* WORK TO BE COMPLETED *
Count how many lines contain the word "Other". Respond with the number alone.

* DATA SHOWN *
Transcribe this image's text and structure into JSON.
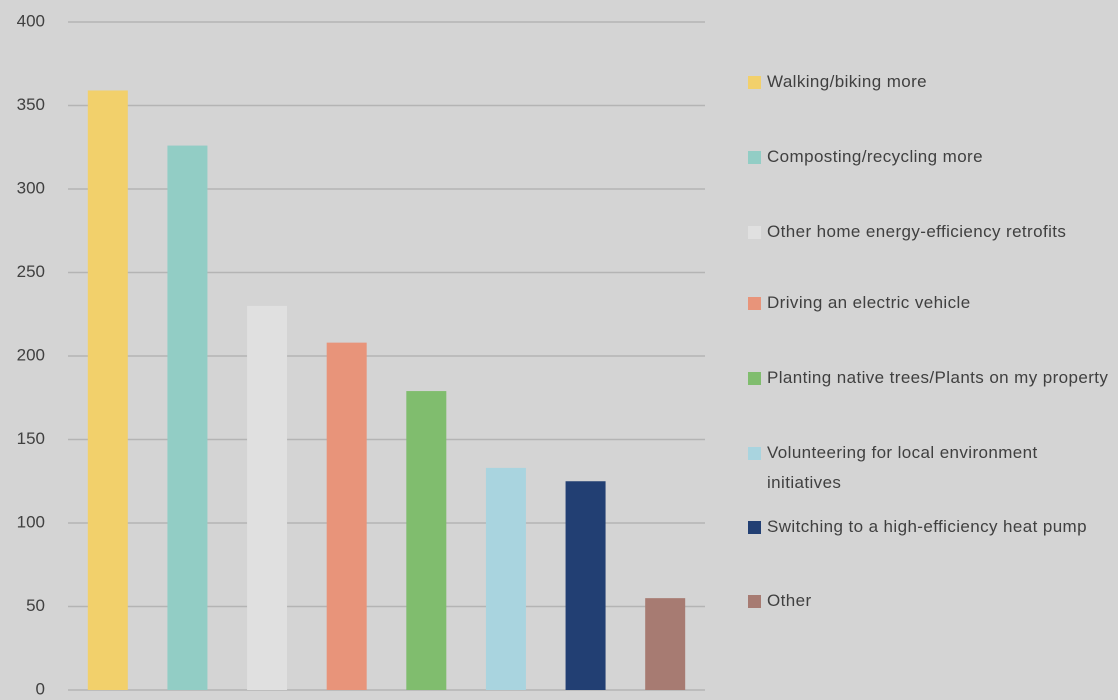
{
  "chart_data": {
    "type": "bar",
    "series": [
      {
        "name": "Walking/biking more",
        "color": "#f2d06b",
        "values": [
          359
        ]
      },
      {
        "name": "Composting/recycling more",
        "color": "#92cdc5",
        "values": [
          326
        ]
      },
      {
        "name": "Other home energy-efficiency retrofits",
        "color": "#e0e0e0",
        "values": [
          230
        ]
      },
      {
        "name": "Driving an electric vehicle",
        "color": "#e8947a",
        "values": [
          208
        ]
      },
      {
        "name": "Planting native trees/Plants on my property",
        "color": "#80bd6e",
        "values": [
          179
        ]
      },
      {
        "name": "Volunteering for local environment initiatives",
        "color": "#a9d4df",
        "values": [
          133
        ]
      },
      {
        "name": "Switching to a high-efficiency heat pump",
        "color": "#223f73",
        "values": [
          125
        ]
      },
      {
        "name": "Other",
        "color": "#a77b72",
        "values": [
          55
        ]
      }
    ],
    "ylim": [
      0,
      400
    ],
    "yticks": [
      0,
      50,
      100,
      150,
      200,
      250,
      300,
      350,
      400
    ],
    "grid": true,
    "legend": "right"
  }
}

* RESPONSE TO THE TASK *
2